=== MATERIALS PROVIDED ===
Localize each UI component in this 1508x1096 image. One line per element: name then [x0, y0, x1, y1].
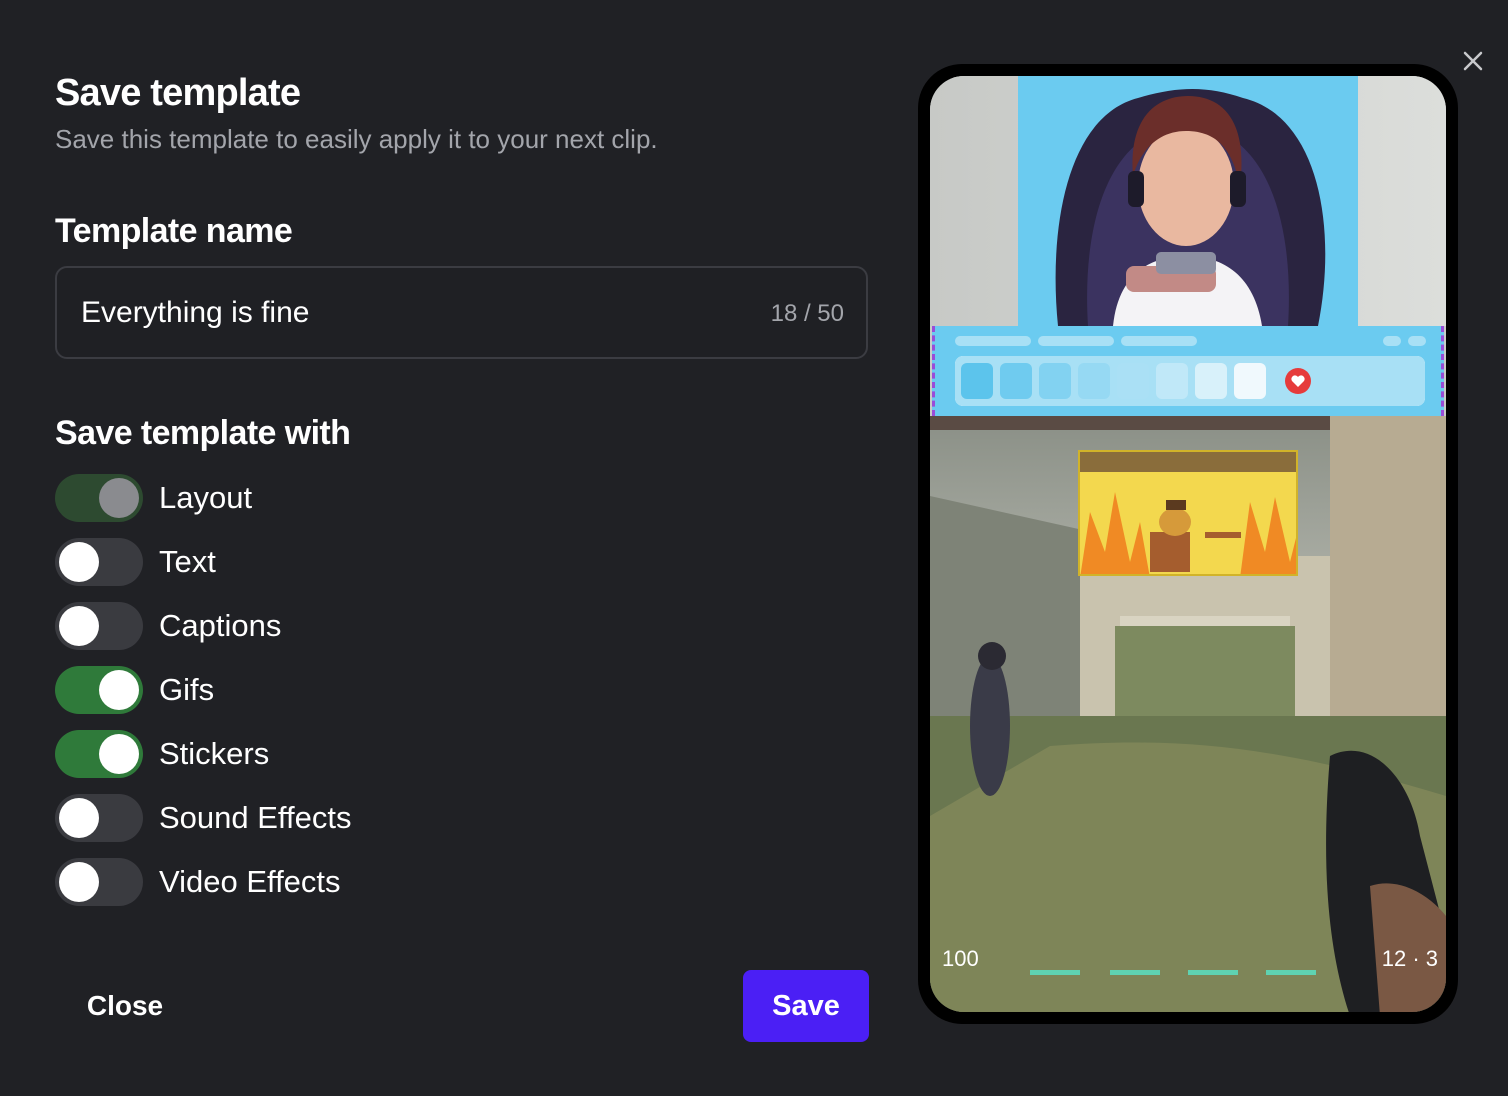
overlay-bar: [955, 336, 1031, 346]
sound-effects-toggle[interactable]: [55, 794, 143, 842]
meter-segment: [1039, 363, 1071, 399]
toggle-knob: [99, 670, 139, 710]
close-icon[interactable]: [1456, 44, 1490, 78]
toggle-knob: [59, 542, 99, 582]
toggle-label-stickers: Stickers: [159, 736, 270, 771]
toggle-label-sound-effects: Sound Effects: [159, 800, 352, 835]
toggle-row-video-effects[interactable]: Video Effects: [55, 858, 341, 906]
captions-toggle[interactable]: [55, 602, 143, 650]
toggle-label-text: Text: [159, 544, 216, 579]
meter-segment: [1195, 363, 1227, 399]
toggle-knob: [59, 606, 99, 646]
toggle-row-captions[interactable]: Captions: [55, 602, 281, 650]
hud-health: 100: [942, 946, 979, 971]
text-toggle[interactable]: [55, 538, 143, 586]
gif-image: [1080, 452, 1296, 574]
close-button[interactable]: Close: [70, 978, 180, 1034]
ability-bar: [1030, 970, 1080, 975]
this-is-fine-gif: [1078, 450, 1298, 576]
save-with-heading: Save template with: [55, 414, 351, 452]
overlay-bar: [1038, 336, 1114, 346]
toggle-row-sound-effects[interactable]: Sound Effects: [55, 794, 351, 842]
toggle-row-text[interactable]: Text: [55, 538, 216, 586]
stickers-toggle[interactable]: [55, 730, 143, 778]
meter-segment: [1117, 363, 1149, 399]
toggle-knob: [99, 734, 139, 774]
toggle-knob: [59, 862, 99, 902]
ability-bar: [1188, 970, 1238, 975]
ability-bar: [1266, 970, 1316, 975]
meter-segment: [1000, 363, 1032, 399]
template-name-value[interactable]: Everything is fine: [81, 296, 309, 330]
ability-bar: [1110, 970, 1160, 975]
overlay-bar: [1408, 336, 1426, 346]
preview-screen: 100 12 · 3: [930, 76, 1446, 1012]
gifs-toggle[interactable]: [55, 666, 143, 714]
overlay-bar: [1121, 336, 1197, 346]
toggle-label-layout: Layout: [159, 480, 253, 515]
save-template-dialog: Save template Save this template to easi…: [0, 0, 1508, 1096]
webcam-feed: [1018, 76, 1358, 326]
heart-icon: [1285, 368, 1311, 394]
meter-segment: [961, 363, 993, 399]
template-name-input[interactable]: Everything is fine 18 / 50: [55, 266, 868, 359]
layout-toggle[interactable]: [55, 474, 143, 522]
sticker-overlay: [932, 326, 1444, 416]
save-button[interactable]: Save: [743, 970, 869, 1042]
toggle-row-layout[interactable]: Layout: [55, 474, 252, 522]
template-preview-phone: 100 12 · 3: [918, 64, 1458, 1024]
overlay-bar: [1383, 336, 1401, 346]
meter-segment: [1078, 363, 1110, 399]
toggle-knob: [59, 798, 99, 838]
video-effects-toggle[interactable]: [55, 858, 143, 906]
toggle-knob: [99, 478, 139, 518]
game-hud: 100 12 · 3: [930, 936, 1446, 986]
dialog-title: Save template: [55, 72, 301, 114]
character-counter: 18 / 50: [770, 300, 844, 327]
sticker-progress-meter: [955, 356, 1425, 406]
toggle-label-video-effects: Video Effects: [159, 864, 341, 899]
toggle-label-gifs: Gifs: [159, 672, 215, 707]
hud-ammo: 12 · 3: [1381, 946, 1438, 971]
meter-segment: [1156, 363, 1188, 399]
streamer-image: [1055, 89, 1326, 326]
template-name-heading: Template name: [55, 212, 293, 250]
meter-segment: [1234, 363, 1266, 399]
toggle-row-stickers[interactable]: Stickers: [55, 730, 269, 778]
toggle-row-gifs[interactable]: Gifs: [55, 666, 214, 714]
toggle-label-captions: Captions: [159, 608, 282, 643]
dialog-subtitle: Save this template to easily apply it to…: [55, 124, 658, 154]
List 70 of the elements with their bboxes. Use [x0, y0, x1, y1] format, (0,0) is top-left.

=== SHORT EXERCISE ===
Copy the records above line for line, with no changes, and leave the pictures out.

=== COMPLETE RESPONSE ===
Localize each UI component in this 1508x1096 image. One line per element: name then [x0, y0, x1, y1].
overlay-bar: [955, 336, 1031, 346]
sound-effects-toggle[interactable]: [55, 794, 143, 842]
meter-segment: [1039, 363, 1071, 399]
toggle-knob: [99, 670, 139, 710]
close-icon[interactable]: [1456, 44, 1490, 78]
toggle-knob: [59, 542, 99, 582]
toggle-label-stickers: Stickers: [159, 736, 270, 771]
toggle-label-sound-effects: Sound Effects: [159, 800, 352, 835]
toggle-row-video-effects[interactable]: Video Effects: [55, 858, 341, 906]
captions-toggle[interactable]: [55, 602, 143, 650]
toggle-label-text: Text: [159, 544, 216, 579]
meter-segment: [1195, 363, 1227, 399]
toggle-knob: [59, 606, 99, 646]
toggle-row-captions[interactable]: Captions: [55, 602, 281, 650]
hud-health: 100: [942, 946, 979, 971]
text-toggle[interactable]: [55, 538, 143, 586]
gif-image: [1080, 452, 1296, 574]
close-button[interactable]: Close: [70, 978, 180, 1034]
ability-bar: [1030, 970, 1080, 975]
this-is-fine-gif: [1078, 450, 1298, 576]
save-with-heading: Save template with: [55, 414, 351, 452]
overlay-bar: [1038, 336, 1114, 346]
toggle-row-sound-effects[interactable]: Sound Effects: [55, 794, 351, 842]
toggle-row-text[interactable]: Text: [55, 538, 216, 586]
stickers-toggle[interactable]: [55, 730, 143, 778]
meter-segment: [1117, 363, 1149, 399]
toggle-knob: [99, 734, 139, 774]
toggle-knob: [59, 862, 99, 902]
ability-bar: [1188, 970, 1238, 975]
ability-bar: [1266, 970, 1316, 975]
meter-segment: [1000, 363, 1032, 399]
template-name-value[interactable]: Everything is fine: [81, 296, 309, 330]
ability-bar: [1110, 970, 1160, 975]
overlay-bar: [1408, 336, 1426, 346]
preview-screen: 100 12 · 3: [930, 76, 1446, 1012]
gifs-toggle[interactable]: [55, 666, 143, 714]
overlay-bar: [1121, 336, 1197, 346]
toggle-label-layout: Layout: [159, 480, 253, 515]
save-template-dialog: Save template Save this template to easi…: [0, 0, 1508, 1096]
webcam-feed: [1018, 76, 1358, 326]
heart-icon: [1285, 368, 1311, 394]
meter-segment: [961, 363, 993, 399]
template-name-input[interactable]: Everything is fine 18 / 50: [55, 266, 868, 359]
layout-toggle[interactable]: [55, 474, 143, 522]
sticker-overlay: [932, 326, 1444, 416]
save-button[interactable]: Save: [743, 970, 869, 1042]
toggle-row-layout[interactable]: Layout: [55, 474, 252, 522]
template-preview-phone: 100 12 · 3: [918, 64, 1458, 1024]
overlay-bar: [1383, 336, 1401, 346]
meter-segment: [1078, 363, 1110, 399]
toggle-knob: [59, 798, 99, 838]
video-effects-toggle[interactable]: [55, 858, 143, 906]
toggle-knob: [99, 478, 139, 518]
game-hud: 100 12 · 3: [930, 936, 1446, 986]
dialog-title: Save template: [55, 72, 301, 114]
character-counter: 18 / 50: [770, 300, 844, 327]
sticker-progress-meter: [955, 356, 1425, 406]
toggle-label-video-effects: Video Effects: [159, 864, 341, 899]
toggle-label-gifs: Gifs: [159, 672, 215, 707]
hud-ammo: 12 · 3: [1381, 946, 1438, 971]
meter-segment: [1156, 363, 1188, 399]
streamer-image: [1055, 89, 1326, 326]
template-name-heading: Template name: [55, 212, 293, 250]
meter-segment: [1234, 363, 1266, 399]
toggle-row-stickers[interactable]: Stickers: [55, 730, 269, 778]
toggle-row-gifs[interactable]: Gifs: [55, 666, 214, 714]
toggle-label-captions: Captions: [159, 608, 282, 643]
dialog-subtitle: Save this template to easily apply it to…: [55, 124, 658, 154]
List 70 of the elements with their bboxes. Use [x0, y0, x1, y1] format, (0,0) is top-left.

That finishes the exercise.